▶ Required task
Quote the whole listing exactly. Leave the pictures out of your copy.

┄┄┄┄┄┄

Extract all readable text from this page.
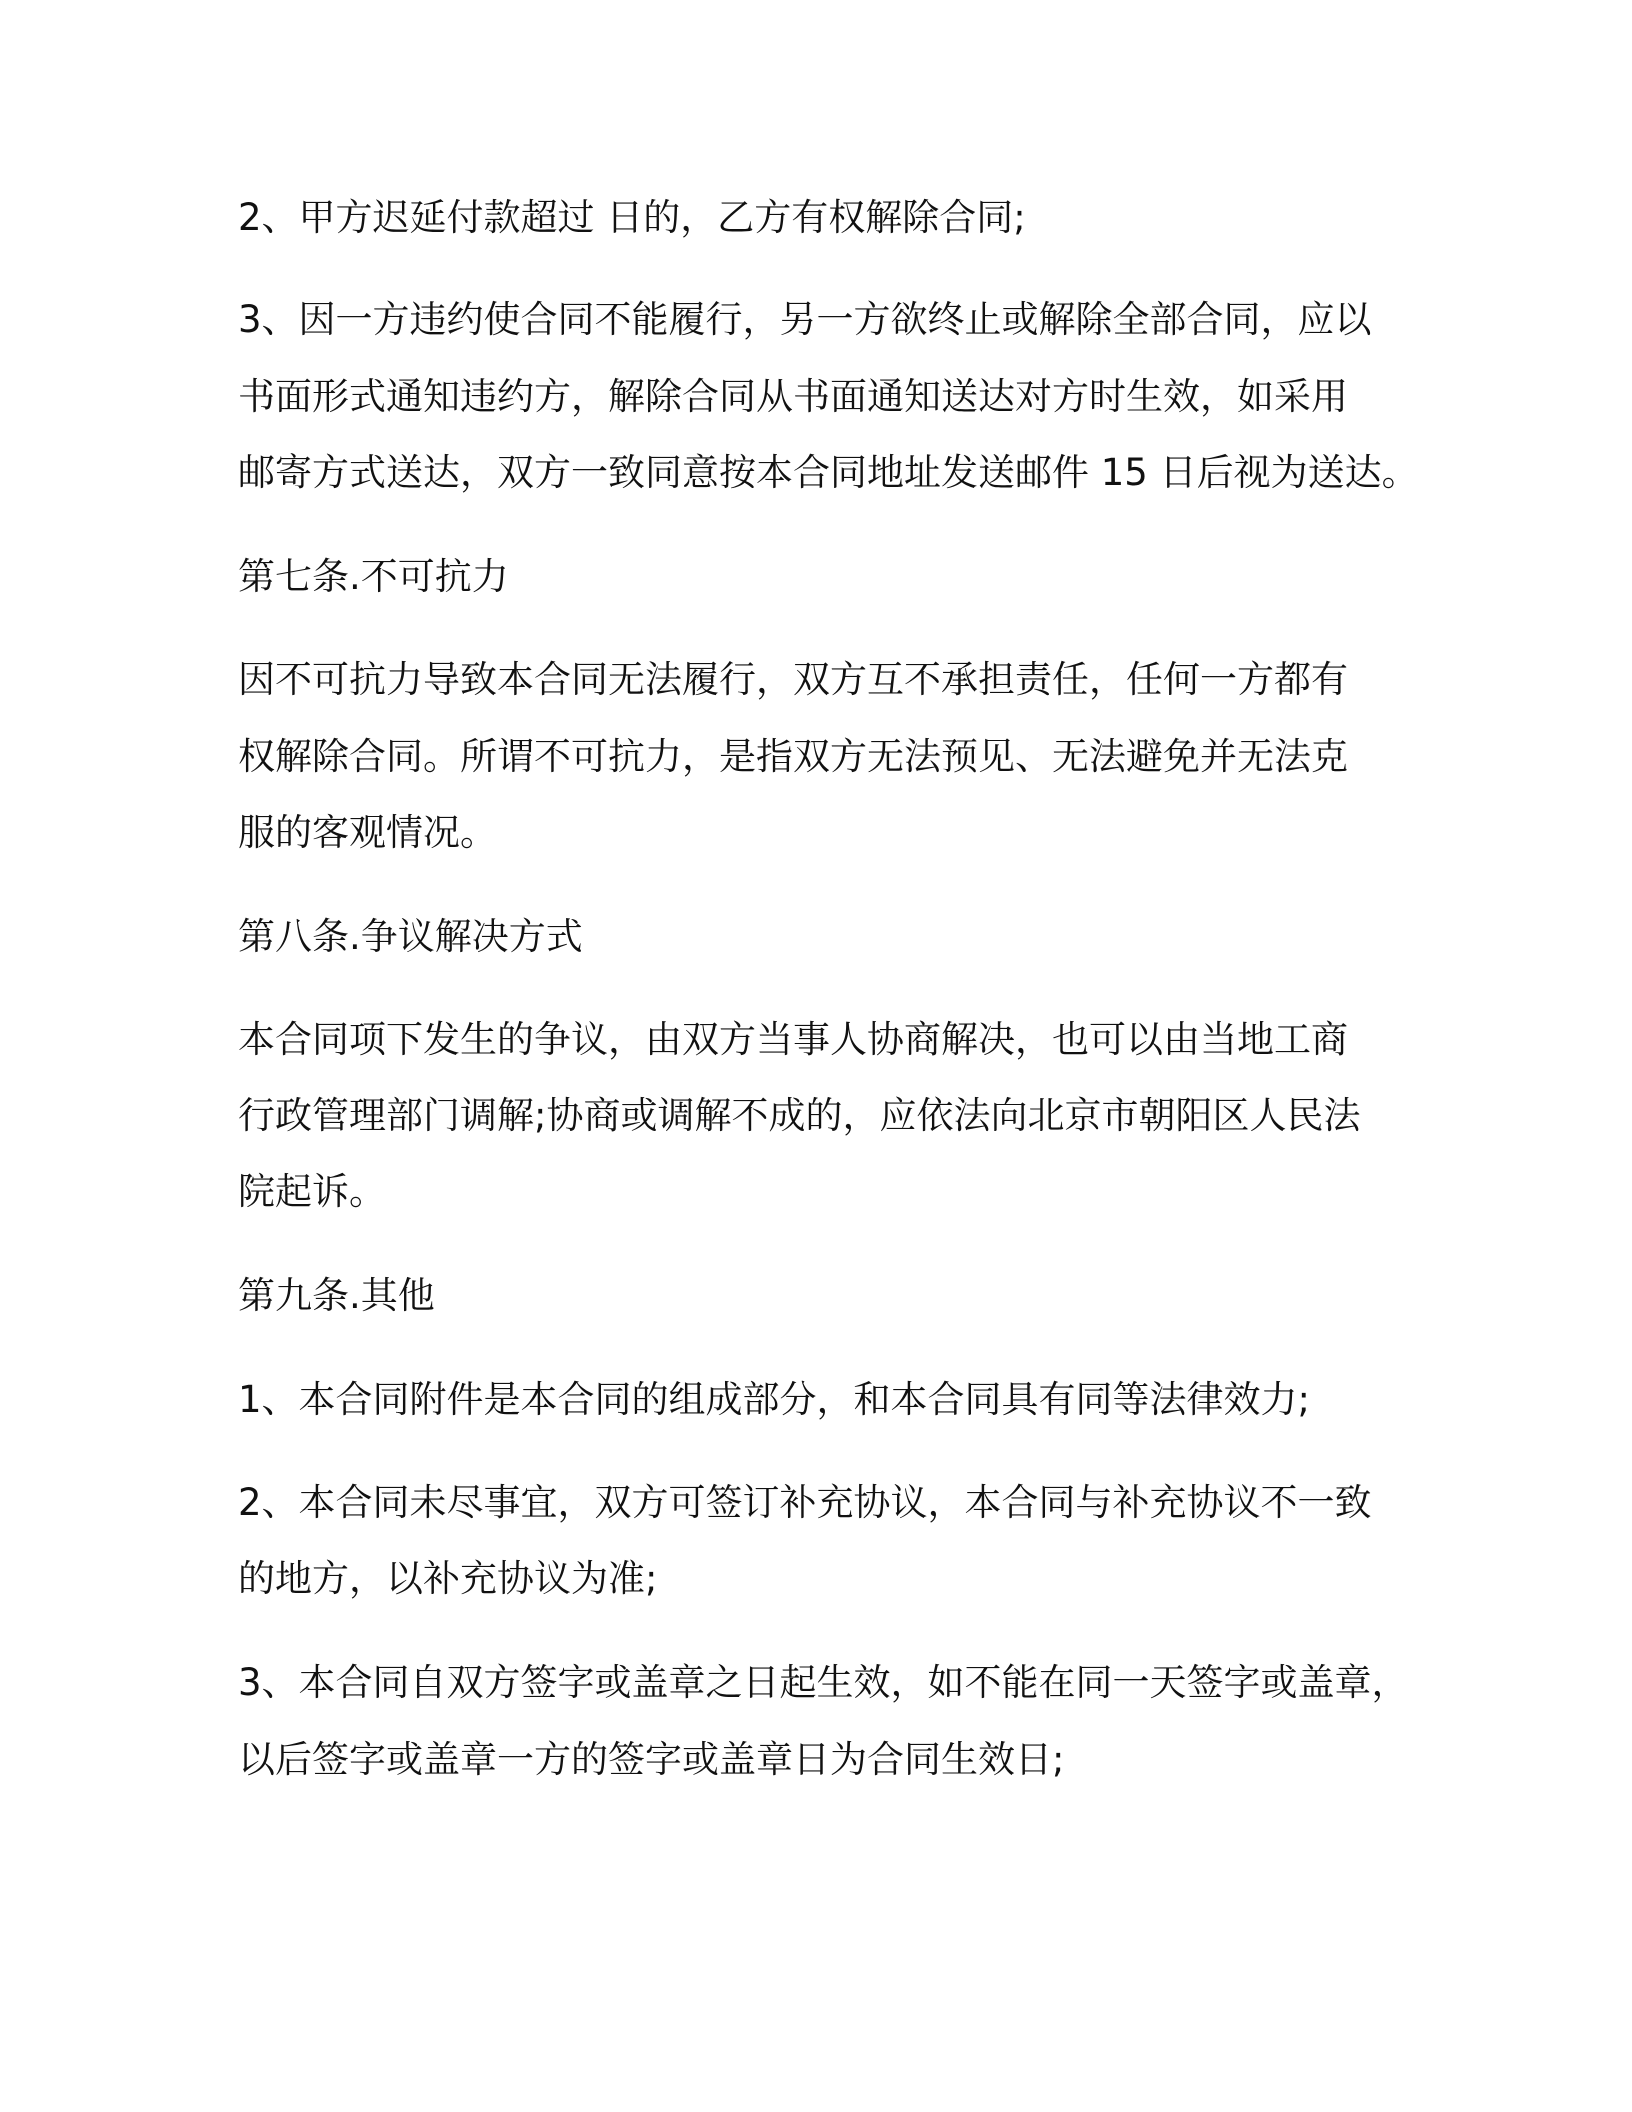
2、甲方迟延付款超过 日的，乙方有权解除合同;
3、因一方违约使合同不能履行，另一方欲终止或解除全部合同，应以
书面形式通知违约方，解除合同从书面通知送达对方时生效，如采用
邮寄方式送达，双方一致同意按本合同地址发送邮件 15 日后视为送达。
第七条.不可抗力
因不可抗力导致本合同无法履行，双方互不承担责任，任何一方都有
权解除合同。所谓不可抗力，是指双方无法预见、无法避免并无法克
服的客观情况。
第八条.争议解决方式
本合同项下发生的争议，由双方当事人协商解决，也可以由当地工商
行政管理部门调解;协商或调解不成的，应依法向北京市朝阳区人民法
院起诉。
第九条.其他
1、本合同附件是本合同的组成部分，和本合同具有同等法律效力;
2、本合同未尽事宜，双方可签订补充协议，本合同与补充协议不一致
的地方，以补充协议为准;
3、本合同自双方签字或盖章之日起生效，如不能在同一天签字或盖章，
以后签字或盖章一方的签字或盖章日为合同生效日;
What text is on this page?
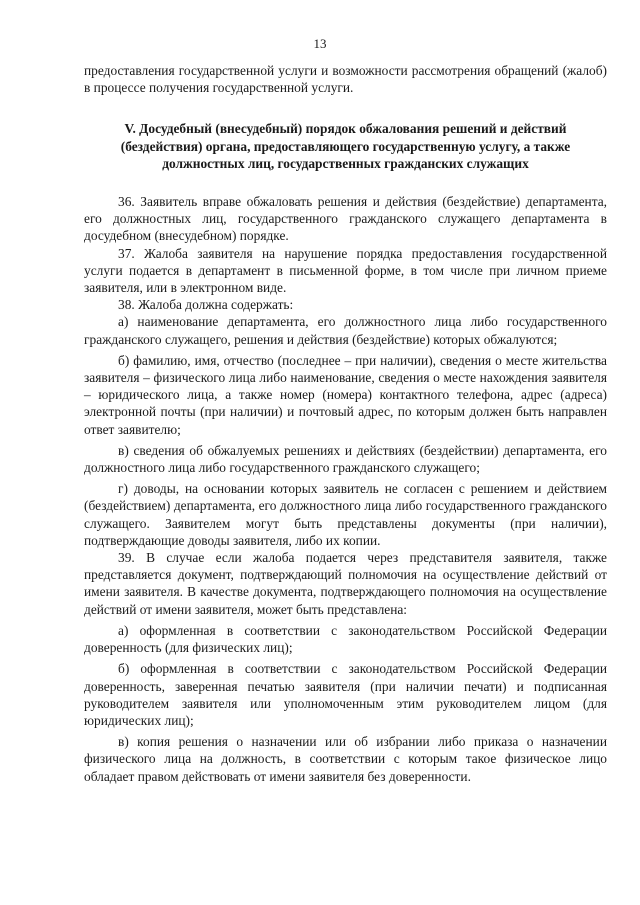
13

предоставления государственной услуги и возможности рассмотрения обращений (жалоб) в процессе получения государственной услуги.

V. Досудебный (внесудебный) порядок обжалования решений и действий (бездействия) органа, предоставляющего государственную услугу, а также должностных лиц, государственных гражданских служащих

36. Заявитель вправе обжаловать решения и действия (бездействие) департамента, его должностных лиц, государственного гражданского служащего департамента в досудебном (внесудебном) порядке.

37. Жалоба заявителя на нарушение порядка предоставления государственной услуги подается в департамент в письменной форме, в том числе при личном приеме заявителя, или в электронном виде.

38. Жалоба должна содержать:

а) наименование департамента, его должностного лица либо государственного гражданского служащего, решения и действия (бездействие) которых обжалуются;

б) фамилию, имя, отчество (последнее – при наличии), сведения о месте жительства заявителя – физического лица либо наименование, сведения о месте нахождения заявителя – юридического лица, а также номер (номера) контактного телефона, адрес (адреса) электронной почты (при наличии) и почтовый адрес, по которым должен быть направлен ответ заявителю;

в) сведения об обжалуемых решениях и действиях (бездействии) департамента, его должностного лица либо государственного гражданского служащего;

г) доводы, на основании которых заявитель не согласен с решением и действием (бездействием) департамента, его должностного лица либо государственного гражданского служащего. Заявителем могут быть представлены документы (при наличии), подтверждающие доводы заявителя, либо их копии.

39. В случае если жалоба подается через представителя заявителя, также представляется документ, подтверждающий полномочия на осуществление действий от имени заявителя. В качестве документа, подтверждающего полномочия на осуществление действий от имени заявителя, может быть представлена:

а) оформленная в соответствии с законодательством Российской Федерации доверенность (для физических лиц);

б) оформленная в соответствии с законодательством Российской Федерации доверенность, заверенная печатью заявителя (при наличии печати) и подписанная руководителем заявителя или уполномоченным этим руководителем лицом (для юридических лиц);

в) копия решения о назначении или об избрании либо приказа о назначении физического лица на должность, в соответствии с которым такое физическое лицо обладает правом действовать от имени заявителя без доверенности.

┄┄┄┄┄┄

▶ Final result
Extract all readable text from this page.
2、甲方迟延付款超过 日的，乙方有权解除合同;
3、因一方违约使合同不能履行，另一方欲终止或解除全部合同，应以
书面形式通知违约方，解除合同从书面通知送达对方时生效，如采用
邮寄方式送达，双方一致同意按本合同地址发送邮件 15 日后视为送达。
第七条.不可抗力
因不可抗力导致本合同无法履行，双方互不承担责任，任何一方都有
权解除合同。所谓不可抗力，是指双方无法预见、无法避免并无法克
服的客观情况。
第八条.争议解决方式
本合同项下发生的争议，由双方当事人协商解决，也可以由当地工商
行政管理部门调解;协商或调解不成的，应依法向北京市朝阳区人民法
院起诉。
第九条.其他
1、本合同附件是本合同的组成部分，和本合同具有同等法律效力;
2、本合同未尽事宜，双方可签订补充协议，本合同与补充协议不一致
的地方，以补充协议为准;
3、本合同自双方签字或盖章之日起生效，如不能在同一天签字或盖章，
以后签字或盖章一方的签字或盖章日为合同生效日;
What text is on this page?
13

предоставления государственной услуги и возможности рассмотрения обращений (жалоб) в процессе получения государственной услуги.

V. Досудебный (внесудебный) порядок обжалования решений и действий (бездействия) органа, предоставляющего государственную услугу, а также должностных лиц, государственных гражданских служащих

36. Заявитель вправе обжаловать решения и действия (бездействие) департамента, его должностных лиц, государственного гражданского служащего департамента в досудебном (внесудебном) порядке.

37. Жалоба заявителя на нарушение порядка предоставления государственной услуги подается в департамент в письменной форме, в том числе при личном приеме заявителя, или в электронном виде.

38. Жалоба должна содержать:

а) наименование департамента, его должностного лица либо государственного гражданского служащего, решения и действия (бездействие) которых обжалуются;

б) фамилию, имя, отчество (последнее – при наличии), сведения о месте жительства заявителя – физического лица либо наименование, сведения о месте нахождения заявителя – юридического лица, а также номер (номера) контактного телефона, адрес (адреса) электронной почты (при наличии) и почтовый адрес, по которым должен быть направлен ответ заявителю;

в) сведения об обжалуемых решениях и действиях (бездействии) департамента, его должностного лица либо государственного гражданского служащего;

г) доводы, на основании которых заявитель не согласен с решением и действием (бездействием) департамента, его должностного лица либо государственного гражданского служащего. Заявителем могут быть представлены документы (при наличии), подтверждающие доводы заявителя, либо их копии.

39. В случае если жалоба подается через представителя заявителя, также представляется документ, подтверждающий полномочия на осуществление действий от имени заявителя. В качестве документа, подтверждающего полномочия на осуществление действий от имени заявителя, может быть представлена:

а) оформленная в соответствии с законодательством Российской Федерации доверенность (для физических лиц);

б) оформленная в соответствии с законодательством Российской Федерации доверенность, заверенная печатью заявителя (при наличии печати) и подписанная руководителем заявителя или уполномоченным этим руководителем лицом (для юридических лиц);

в) копия решения о назначении или об избрании либо приказа о назначении физического лица на должность, в соответствии с которым такое физическое лицо обладает правом действовать от имени заявителя без доверенности.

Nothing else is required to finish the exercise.